-- Start Data to use --

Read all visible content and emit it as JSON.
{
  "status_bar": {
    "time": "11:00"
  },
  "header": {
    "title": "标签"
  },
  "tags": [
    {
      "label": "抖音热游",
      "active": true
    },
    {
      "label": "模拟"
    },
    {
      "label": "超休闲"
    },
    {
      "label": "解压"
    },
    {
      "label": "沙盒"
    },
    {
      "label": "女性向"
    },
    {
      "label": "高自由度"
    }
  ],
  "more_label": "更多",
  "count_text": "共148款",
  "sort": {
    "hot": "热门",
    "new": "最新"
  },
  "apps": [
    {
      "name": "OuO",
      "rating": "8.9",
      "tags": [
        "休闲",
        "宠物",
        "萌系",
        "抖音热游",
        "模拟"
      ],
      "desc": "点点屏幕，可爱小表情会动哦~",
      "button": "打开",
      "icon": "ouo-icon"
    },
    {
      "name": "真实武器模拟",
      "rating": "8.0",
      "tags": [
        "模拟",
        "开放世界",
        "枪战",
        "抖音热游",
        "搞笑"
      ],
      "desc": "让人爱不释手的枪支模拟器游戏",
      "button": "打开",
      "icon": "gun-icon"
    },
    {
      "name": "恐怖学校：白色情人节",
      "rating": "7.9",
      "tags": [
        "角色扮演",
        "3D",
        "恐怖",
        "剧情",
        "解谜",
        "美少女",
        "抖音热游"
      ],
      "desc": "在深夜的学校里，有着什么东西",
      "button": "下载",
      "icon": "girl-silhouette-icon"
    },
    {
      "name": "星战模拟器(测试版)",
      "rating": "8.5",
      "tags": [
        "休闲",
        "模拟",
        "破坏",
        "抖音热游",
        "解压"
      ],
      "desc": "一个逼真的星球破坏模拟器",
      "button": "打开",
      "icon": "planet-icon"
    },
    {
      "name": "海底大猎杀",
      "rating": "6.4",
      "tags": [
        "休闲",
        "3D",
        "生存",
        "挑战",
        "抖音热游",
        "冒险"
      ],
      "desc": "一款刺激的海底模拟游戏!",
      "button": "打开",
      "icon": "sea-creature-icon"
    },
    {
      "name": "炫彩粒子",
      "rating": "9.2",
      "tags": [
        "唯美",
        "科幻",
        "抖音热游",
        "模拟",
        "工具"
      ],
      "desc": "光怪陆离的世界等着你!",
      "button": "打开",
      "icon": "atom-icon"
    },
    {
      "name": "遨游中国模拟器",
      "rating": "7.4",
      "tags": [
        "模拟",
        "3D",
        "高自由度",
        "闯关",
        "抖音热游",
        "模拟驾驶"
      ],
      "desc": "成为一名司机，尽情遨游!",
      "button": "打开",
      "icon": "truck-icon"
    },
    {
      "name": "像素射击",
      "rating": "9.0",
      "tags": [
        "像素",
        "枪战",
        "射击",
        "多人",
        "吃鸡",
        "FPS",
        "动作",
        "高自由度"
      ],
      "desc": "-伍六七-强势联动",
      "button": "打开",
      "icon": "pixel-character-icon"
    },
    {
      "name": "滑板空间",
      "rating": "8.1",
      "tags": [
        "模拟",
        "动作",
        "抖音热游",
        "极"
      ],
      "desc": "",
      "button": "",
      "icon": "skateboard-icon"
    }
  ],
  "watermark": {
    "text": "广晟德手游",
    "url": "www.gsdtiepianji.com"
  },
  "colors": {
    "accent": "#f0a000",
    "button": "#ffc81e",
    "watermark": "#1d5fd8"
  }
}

-- End Data to use --

▶ **Task instructions**
Each record above should be output again exactly.

▶ **Completed task**
Read all visible content and emit it as JSON.
{
  "status_bar": {
    "time": "11:00"
  },
  "header": {
    "title": "标签"
  },
  "tags": [
    {
      "label": "抖音热游",
      "active": true
    },
    {
      "label": "模拟"
    },
    {
      "label": "超休闲"
    },
    {
      "label": "解压"
    },
    {
      "label": "沙盒"
    },
    {
      "label": "女性向"
    },
    {
      "label": "高自由度"
    }
  ],
  "more_label": "更多",
  "count_text": "共148款",
  "sort": {
    "hot": "热门",
    "new": "最新"
  },
  "apps": [
    {
      "name": "OuO",
      "rating": "8.9",
      "tags": [
        "休闲",
        "宠物",
        "萌系",
        "抖音热游",
        "模拟"
      ],
      "desc": "点点屏幕，可爱小表情会动哦~",
      "button": "打开",
      "icon": "ouo-icon"
    },
    {
      "name": "真实武器模拟",
      "rating": "8.0",
      "tags": [
        "模拟",
        "开放世界",
        "枪战",
        "抖音热游",
        "搞笑"
      ],
      "desc": "让人爱不释手的枪支模拟器游戏",
      "button": "打开",
      "icon": "gun-icon"
    },
    {
      "name": "恐怖学校：白色情人节",
      "rating": "7.9",
      "tags": [
        "角色扮演",
        "3D",
        "恐怖",
        "剧情",
        "解谜",
        "美少女",
        "抖音热游"
      ],
      "desc": "在深夜的学校里，有着什么东西",
      "button": "下载",
      "icon": "girl-silhouette-icon"
    },
    {
      "name": "星战模拟器(测试版)",
      "rating": "8.5",
      "tags": [
        "休闲",
        "模拟",
        "破坏",
        "抖音热游",
        "解压"
      ],
      "desc": "一个逼真的星球破坏模拟器",
      "button": "打开",
      "icon": "planet-icon"
    },
    {
      "name": "海底大猎杀",
      "rating": "6.4",
      "tags": [
        "休闲",
        "3D",
        "生存",
        "挑战",
        "抖音热游",
        "冒险"
      ],
      "desc": "一款刺激的海底模拟游戏!",
      "button": "打开",
      "icon": "sea-creature-icon"
    },
    {
      "name": "炫彩粒子",
      "rating": "9.2",
      "tags": [
        "唯美",
        "科幻",
        "抖音热游",
        "模拟",
        "工具"
      ],
      "desc": "光怪陆离的世界等着你!",
      "button": "打开",
      "icon": "atom-icon"
    },
    {
      "name": "遨游中国模拟器",
      "rating": "7.4",
      "tags": [
        "模拟",
        "3D",
        "高自由度",
        "闯关",
        "抖音热游",
        "模拟驾驶"
      ],
      "desc": "成为一名司机，尽情遨游!",
      "button": "打开",
      "icon": "truck-icon"
    },
    {
      "name": "像素射击",
      "rating": "9.0",
      "tags": [
        "像素",
        "枪战",
        "射击",
        "多人",
        "吃鸡",
        "FPS",
        "动作",
        "高自由度"
      ],
      "desc": "-伍六七-强势联动",
      "button": "打开",
      "icon": "pixel-character-icon"
    },
    {
      "name": "滑板空间",
      "rating": "8.1",
      "tags": [
        "模拟",
        "动作",
        "抖音热游",
        "极"
      ],
      "desc": "",
      "button": "",
      "icon": "skateboard-icon"
    }
  ],
  "watermark": {
    "text": "广晟德手游",
    "url": "www.gsdtiepianji.com"
  },
  "colors": {
    "accent": "#f0a000",
    "button": "#ffc81e",
    "watermark": "#1d5fd8"
  }
}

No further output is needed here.